### Page text ###

In hindsight I probably should have laid a few more layers down, but I think it will turn out alright. I've got work in the morning but something is telling me I should take advantage of right now and go glass that other pillar at 9pm...we will see.

Also I got most of the interior apart today and most of the wires ran. I just need 2 more runs of speaker wire for the tweeters run and also a short RCA for the minidsp. Those will most likely be done tomorrow night or Wednesday. While running wires today I decided to clean up the wiring harness behind the HU and for some reason it is not working now so I'll have to sort that out sometime. I think it might be the relay that I'm using in order to bypass the video lock. Hopefully it will be an easy fix considering it was working just this morning...Well that's it for now.


----------



## jpf150 (May 22, 2013)

Update: I got the issue fixed with the headunit. It was a blown fuse in the truck. Simple, but took me about an hour to figure out haha. The harness is now clean looking with soldered and heat-shrinked connections. All of the wires are ran and i even built a thing to mount the miniDSP on that will sit underneath the cupholders in my center console. 

The second fiberglass pillar is done. Today I will be doing more trimming and test fits on both of them. Hopefully tomorrow my speaker rings for the tweeters will be here so I can start aiming them and getting the final position set on the pillars. Also today I am going to wire up an add a fuse for the 12v+ for the DC-DC isolator and start reinstalling all of the interior.

I'll post pictures tonight of all the progress made.


----------



## king1attire (Feb 18, 2014)

I always wanted to glass pillars instead of using the originals , nice work ..how are you planning to attach it ?


----------



## Ziggy (Nov 29, 2007)

OK, sub'd in here to watch the pillar build and install. 
I've Never glassed either, lol... 
Got an 04 Expe & was thinking going the same route with large format tweets in the pillars.


----------



## BlkRamRt (Nov 27, 2013)

good start on the pillars.


----------



## jpf150 (May 22, 2013)

Thanks guys! I got a good bit done over the past few days. The passenger pillar is not as good as a fit as the driver side so I may re-glass it this weekend. They are attached by the handles that screw into the pillar (I'll post a picture in a bit). Here is a list of what I've gotten done:

-miniDSP is up and running
-ground wires for the amps are crimped, soldered, and heat shrinked
-all the wires are run(except for maybe one....I've got an inverter that I may install under the passenger seat)

### Data records ###

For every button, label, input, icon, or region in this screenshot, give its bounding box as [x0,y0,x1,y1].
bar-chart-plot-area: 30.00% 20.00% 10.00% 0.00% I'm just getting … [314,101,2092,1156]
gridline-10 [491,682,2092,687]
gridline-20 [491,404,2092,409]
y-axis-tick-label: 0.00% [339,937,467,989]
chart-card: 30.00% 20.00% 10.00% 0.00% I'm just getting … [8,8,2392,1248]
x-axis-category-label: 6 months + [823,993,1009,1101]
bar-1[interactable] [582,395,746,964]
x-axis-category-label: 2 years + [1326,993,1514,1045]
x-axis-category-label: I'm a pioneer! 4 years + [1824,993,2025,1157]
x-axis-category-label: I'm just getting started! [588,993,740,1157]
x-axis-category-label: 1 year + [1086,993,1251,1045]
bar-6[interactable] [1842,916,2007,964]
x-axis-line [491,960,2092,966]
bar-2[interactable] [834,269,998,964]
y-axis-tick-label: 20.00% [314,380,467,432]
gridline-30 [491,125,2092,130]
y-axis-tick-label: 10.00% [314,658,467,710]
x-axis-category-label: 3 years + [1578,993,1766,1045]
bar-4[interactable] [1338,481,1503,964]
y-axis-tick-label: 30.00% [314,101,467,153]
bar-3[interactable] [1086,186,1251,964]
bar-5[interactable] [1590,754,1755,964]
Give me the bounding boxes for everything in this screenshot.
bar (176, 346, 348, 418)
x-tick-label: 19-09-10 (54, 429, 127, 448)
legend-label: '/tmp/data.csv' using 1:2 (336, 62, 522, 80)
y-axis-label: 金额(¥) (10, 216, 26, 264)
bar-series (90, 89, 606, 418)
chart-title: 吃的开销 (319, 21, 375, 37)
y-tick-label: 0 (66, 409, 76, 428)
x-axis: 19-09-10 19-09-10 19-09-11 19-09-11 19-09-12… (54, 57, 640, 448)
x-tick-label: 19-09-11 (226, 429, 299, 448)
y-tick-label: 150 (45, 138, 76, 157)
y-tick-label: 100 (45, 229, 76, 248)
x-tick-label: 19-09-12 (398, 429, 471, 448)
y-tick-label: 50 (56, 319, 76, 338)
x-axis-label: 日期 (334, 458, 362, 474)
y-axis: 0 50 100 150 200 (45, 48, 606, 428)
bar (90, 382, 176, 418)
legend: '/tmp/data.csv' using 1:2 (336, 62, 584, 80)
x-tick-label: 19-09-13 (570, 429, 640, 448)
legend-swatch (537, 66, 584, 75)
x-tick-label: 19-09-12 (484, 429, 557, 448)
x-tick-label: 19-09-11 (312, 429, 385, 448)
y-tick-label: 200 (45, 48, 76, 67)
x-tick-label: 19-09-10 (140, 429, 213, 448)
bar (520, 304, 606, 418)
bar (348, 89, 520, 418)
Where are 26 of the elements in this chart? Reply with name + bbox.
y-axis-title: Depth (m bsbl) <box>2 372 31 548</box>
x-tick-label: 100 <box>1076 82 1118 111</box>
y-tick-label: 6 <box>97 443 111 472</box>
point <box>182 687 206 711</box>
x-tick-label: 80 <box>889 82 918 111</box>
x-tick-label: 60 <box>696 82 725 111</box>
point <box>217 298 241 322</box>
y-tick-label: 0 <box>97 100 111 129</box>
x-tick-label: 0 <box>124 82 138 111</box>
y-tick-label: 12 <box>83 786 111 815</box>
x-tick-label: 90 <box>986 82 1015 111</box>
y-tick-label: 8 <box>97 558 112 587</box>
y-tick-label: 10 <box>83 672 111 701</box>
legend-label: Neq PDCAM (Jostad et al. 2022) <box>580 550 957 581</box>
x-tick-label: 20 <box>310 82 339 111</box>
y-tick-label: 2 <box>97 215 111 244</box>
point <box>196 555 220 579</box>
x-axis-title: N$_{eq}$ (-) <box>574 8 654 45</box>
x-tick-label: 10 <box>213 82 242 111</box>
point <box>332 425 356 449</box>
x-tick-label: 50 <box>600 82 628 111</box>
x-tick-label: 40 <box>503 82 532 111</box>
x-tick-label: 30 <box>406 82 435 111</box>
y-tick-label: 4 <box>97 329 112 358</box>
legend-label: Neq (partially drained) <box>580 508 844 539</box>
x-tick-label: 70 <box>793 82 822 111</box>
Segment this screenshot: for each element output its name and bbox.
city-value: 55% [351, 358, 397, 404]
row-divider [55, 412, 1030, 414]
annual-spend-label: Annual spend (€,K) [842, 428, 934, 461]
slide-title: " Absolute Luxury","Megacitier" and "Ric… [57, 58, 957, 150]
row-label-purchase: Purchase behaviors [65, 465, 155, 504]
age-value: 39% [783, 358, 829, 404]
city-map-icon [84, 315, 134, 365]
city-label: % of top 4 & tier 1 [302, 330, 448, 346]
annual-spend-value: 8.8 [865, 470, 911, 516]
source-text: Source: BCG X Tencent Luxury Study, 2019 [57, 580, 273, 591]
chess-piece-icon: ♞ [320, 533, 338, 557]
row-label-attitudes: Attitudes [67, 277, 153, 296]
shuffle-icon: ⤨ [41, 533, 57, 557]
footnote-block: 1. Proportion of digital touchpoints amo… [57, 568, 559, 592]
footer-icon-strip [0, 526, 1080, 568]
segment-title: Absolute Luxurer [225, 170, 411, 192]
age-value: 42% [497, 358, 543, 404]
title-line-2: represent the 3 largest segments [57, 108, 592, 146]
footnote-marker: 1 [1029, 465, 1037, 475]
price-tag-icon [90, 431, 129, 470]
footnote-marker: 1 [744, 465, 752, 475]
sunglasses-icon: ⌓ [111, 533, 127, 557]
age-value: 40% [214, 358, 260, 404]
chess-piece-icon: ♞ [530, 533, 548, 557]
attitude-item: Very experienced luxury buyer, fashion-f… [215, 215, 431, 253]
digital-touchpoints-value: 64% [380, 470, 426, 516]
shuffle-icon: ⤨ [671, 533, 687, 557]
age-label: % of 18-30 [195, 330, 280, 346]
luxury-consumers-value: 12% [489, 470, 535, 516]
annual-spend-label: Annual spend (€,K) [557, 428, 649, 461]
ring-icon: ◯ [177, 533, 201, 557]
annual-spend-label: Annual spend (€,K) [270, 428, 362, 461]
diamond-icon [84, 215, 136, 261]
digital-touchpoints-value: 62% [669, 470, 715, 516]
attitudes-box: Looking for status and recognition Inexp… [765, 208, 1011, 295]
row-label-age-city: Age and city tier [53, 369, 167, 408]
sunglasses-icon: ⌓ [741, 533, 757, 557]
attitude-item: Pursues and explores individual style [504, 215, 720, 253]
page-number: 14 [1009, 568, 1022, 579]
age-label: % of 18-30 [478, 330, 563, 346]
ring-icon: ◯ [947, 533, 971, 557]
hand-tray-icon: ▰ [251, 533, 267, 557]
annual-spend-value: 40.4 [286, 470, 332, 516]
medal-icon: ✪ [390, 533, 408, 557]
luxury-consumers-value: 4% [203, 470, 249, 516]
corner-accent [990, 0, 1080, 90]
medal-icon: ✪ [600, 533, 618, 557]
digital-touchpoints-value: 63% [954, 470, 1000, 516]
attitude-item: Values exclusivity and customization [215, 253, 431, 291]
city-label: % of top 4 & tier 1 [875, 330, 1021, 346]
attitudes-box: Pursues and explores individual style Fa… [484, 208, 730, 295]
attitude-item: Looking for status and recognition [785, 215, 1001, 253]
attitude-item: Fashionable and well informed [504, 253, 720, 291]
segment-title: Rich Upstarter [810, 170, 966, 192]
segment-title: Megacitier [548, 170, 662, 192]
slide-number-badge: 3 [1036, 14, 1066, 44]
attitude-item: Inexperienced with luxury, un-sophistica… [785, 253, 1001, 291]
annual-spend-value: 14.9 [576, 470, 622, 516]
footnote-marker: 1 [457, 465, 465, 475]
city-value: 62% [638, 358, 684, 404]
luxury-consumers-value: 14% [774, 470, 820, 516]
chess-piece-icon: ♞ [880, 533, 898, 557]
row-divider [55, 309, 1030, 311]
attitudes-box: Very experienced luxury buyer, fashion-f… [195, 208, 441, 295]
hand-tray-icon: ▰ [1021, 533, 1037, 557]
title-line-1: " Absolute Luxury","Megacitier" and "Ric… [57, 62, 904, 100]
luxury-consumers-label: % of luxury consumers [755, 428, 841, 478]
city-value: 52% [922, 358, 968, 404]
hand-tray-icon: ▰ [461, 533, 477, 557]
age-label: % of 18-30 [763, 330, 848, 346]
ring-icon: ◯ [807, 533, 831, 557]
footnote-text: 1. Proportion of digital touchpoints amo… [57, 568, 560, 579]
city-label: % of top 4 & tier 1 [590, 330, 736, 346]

###

_Written tasks_
**a.** Output the stretch of the pillar build thread from "In hindsight I" through "9pm...we will see.".
**b.** According to the pillar build thread, what turned out to be the cause of the headunit issue?
The records aren't needed here.

_Outputs in order_
**a.**
In hindsight I probably should have laid a few more layers down, but I think it will turn out alright. I've got work in the morning but something is telling me I should take advantage of right now and go glass that other pillar at 9pm...we will see.

**b.** A blown fuse in the truck.